- Task directions
Every line containing the word "smoothed" needs to be found and copied.

(Saved entries)
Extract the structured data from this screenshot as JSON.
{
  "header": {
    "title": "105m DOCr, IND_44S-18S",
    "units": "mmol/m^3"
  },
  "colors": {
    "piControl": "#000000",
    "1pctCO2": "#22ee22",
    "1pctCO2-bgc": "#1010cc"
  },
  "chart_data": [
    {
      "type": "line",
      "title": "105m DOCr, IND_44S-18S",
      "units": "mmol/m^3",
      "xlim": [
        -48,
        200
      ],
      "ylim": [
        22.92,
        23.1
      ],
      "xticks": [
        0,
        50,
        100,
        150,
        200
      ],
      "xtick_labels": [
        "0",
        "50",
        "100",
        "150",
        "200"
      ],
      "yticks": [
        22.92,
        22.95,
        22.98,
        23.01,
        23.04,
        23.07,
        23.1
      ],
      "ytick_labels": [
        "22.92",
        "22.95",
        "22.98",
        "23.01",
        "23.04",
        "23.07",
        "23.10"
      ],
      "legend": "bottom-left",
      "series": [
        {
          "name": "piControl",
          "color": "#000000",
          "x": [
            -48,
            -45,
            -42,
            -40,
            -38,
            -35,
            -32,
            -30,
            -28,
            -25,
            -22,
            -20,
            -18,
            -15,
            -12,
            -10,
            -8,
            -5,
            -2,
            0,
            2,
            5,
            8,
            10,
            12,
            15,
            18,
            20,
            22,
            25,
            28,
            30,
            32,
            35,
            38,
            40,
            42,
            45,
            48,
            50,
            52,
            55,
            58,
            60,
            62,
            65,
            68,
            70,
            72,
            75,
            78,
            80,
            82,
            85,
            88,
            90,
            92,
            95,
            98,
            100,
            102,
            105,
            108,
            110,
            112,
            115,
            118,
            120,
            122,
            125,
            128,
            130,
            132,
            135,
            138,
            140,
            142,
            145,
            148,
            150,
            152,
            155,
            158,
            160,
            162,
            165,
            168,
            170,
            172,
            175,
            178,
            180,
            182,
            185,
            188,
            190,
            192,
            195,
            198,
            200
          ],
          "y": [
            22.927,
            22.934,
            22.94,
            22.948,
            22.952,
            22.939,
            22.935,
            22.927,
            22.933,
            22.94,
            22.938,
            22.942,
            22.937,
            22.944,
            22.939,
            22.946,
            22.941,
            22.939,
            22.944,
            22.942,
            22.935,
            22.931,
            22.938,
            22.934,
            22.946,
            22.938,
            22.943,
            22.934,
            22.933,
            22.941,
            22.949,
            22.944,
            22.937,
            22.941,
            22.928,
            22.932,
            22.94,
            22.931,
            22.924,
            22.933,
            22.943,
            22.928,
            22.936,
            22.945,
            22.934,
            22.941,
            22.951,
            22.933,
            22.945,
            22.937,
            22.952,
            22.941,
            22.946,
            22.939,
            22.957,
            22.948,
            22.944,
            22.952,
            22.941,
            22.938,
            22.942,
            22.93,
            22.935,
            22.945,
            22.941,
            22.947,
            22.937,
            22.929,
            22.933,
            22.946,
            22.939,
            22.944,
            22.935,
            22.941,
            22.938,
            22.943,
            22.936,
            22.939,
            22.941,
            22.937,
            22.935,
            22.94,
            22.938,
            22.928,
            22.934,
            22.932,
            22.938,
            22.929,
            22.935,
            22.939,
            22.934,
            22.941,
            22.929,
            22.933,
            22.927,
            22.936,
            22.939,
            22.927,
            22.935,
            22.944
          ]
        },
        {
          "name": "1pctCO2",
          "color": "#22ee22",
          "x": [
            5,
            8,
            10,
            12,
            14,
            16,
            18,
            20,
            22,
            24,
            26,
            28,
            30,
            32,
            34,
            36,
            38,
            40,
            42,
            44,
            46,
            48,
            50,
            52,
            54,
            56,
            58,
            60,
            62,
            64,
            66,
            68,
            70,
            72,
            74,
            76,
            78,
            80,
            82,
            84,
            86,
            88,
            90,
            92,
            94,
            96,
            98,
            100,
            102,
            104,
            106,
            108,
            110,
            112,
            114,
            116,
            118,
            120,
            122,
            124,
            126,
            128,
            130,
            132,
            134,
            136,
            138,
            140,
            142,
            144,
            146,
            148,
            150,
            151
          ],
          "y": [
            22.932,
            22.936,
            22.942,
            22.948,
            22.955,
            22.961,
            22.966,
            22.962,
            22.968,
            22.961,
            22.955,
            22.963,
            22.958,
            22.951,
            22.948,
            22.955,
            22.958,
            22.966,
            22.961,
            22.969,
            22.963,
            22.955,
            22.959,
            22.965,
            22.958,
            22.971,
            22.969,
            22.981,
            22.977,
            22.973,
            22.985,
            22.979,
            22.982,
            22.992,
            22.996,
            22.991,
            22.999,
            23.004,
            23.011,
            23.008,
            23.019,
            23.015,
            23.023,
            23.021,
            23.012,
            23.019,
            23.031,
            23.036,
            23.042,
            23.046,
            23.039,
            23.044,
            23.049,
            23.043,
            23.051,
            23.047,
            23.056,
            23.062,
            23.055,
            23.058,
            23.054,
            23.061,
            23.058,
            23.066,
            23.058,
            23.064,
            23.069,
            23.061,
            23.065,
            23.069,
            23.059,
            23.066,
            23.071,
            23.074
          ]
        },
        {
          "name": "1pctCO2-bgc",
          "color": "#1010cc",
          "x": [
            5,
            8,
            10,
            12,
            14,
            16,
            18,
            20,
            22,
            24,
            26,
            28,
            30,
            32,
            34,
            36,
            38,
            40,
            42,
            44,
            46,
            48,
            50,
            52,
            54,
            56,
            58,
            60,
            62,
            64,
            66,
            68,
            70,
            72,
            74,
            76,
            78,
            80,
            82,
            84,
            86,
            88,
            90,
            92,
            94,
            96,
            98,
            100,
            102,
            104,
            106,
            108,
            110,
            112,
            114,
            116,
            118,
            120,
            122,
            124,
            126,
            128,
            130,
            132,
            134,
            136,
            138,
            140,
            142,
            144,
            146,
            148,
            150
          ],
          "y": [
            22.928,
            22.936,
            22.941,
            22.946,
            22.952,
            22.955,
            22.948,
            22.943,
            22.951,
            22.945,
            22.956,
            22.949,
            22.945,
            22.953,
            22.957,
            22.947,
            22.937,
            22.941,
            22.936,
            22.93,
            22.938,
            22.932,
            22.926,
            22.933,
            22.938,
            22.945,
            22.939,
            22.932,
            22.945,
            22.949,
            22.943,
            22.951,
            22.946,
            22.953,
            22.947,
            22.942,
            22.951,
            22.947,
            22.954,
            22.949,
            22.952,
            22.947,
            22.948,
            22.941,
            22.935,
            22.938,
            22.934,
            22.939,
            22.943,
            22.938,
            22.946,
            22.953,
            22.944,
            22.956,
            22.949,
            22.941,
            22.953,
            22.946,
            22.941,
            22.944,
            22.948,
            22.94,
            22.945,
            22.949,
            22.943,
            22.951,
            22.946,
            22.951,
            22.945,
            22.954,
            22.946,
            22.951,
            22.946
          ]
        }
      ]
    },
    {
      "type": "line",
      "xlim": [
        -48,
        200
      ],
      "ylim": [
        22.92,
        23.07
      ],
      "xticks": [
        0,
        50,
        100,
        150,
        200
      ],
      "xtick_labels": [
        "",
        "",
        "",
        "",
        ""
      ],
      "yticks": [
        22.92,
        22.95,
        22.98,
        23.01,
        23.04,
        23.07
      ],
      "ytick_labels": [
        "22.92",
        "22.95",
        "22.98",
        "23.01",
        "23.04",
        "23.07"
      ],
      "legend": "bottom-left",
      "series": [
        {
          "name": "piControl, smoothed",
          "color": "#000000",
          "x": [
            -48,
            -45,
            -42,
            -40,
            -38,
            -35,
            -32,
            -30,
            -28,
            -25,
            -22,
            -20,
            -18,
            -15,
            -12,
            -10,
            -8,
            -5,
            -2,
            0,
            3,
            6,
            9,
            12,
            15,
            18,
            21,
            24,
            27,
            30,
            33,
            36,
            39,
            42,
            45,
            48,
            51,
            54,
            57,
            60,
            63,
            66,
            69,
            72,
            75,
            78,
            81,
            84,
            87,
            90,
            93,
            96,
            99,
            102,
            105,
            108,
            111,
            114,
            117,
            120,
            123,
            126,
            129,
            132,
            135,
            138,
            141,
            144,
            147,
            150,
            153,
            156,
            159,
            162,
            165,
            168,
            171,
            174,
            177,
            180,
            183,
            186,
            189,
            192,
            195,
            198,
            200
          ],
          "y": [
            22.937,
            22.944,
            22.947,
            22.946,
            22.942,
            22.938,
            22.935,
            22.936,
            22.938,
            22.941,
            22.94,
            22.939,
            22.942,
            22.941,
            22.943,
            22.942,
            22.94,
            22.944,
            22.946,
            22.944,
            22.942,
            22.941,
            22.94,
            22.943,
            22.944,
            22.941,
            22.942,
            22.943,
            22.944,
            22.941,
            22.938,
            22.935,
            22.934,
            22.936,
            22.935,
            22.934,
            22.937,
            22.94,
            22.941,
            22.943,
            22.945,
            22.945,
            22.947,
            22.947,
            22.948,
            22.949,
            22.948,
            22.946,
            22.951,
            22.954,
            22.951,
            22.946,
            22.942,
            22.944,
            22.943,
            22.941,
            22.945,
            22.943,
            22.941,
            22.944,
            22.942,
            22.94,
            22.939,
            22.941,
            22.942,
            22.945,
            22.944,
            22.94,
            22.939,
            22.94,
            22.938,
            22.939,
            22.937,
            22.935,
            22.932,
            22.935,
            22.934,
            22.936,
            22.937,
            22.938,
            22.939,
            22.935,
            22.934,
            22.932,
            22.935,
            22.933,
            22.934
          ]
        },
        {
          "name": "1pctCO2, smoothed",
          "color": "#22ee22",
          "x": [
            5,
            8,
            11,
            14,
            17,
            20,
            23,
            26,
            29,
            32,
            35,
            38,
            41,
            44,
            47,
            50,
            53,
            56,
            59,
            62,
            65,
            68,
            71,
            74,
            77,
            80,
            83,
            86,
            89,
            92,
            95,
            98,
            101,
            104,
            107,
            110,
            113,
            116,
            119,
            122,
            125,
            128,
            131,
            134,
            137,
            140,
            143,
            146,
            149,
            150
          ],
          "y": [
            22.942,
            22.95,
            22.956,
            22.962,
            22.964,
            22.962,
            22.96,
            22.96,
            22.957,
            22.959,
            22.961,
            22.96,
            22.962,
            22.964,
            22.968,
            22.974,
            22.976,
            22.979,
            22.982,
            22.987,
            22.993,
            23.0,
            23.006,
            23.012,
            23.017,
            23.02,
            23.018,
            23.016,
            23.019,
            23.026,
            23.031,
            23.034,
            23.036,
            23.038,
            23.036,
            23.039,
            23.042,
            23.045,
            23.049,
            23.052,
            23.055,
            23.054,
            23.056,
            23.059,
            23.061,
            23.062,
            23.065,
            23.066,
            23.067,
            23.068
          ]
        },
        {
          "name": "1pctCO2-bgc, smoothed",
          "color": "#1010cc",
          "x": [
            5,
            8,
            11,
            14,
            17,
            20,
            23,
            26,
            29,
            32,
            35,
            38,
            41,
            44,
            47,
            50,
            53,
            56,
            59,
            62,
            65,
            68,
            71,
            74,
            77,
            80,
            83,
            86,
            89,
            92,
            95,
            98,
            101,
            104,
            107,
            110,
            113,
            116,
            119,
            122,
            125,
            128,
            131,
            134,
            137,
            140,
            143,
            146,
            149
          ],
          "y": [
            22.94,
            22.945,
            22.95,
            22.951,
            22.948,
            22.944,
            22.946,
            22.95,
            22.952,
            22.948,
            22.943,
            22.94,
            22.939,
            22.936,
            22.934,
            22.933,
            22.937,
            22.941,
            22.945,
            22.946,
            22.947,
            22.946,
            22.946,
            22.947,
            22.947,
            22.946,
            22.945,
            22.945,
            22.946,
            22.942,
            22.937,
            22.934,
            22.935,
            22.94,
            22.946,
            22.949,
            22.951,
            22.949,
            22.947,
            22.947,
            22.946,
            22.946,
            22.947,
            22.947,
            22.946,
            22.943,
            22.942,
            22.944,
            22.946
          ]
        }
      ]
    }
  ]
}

- Answer to this problem
          "name": "piControl, smoothed",
          "name": "1pctCO2, smoothed",
          "name": "1pctCO2-bgc, smoothed",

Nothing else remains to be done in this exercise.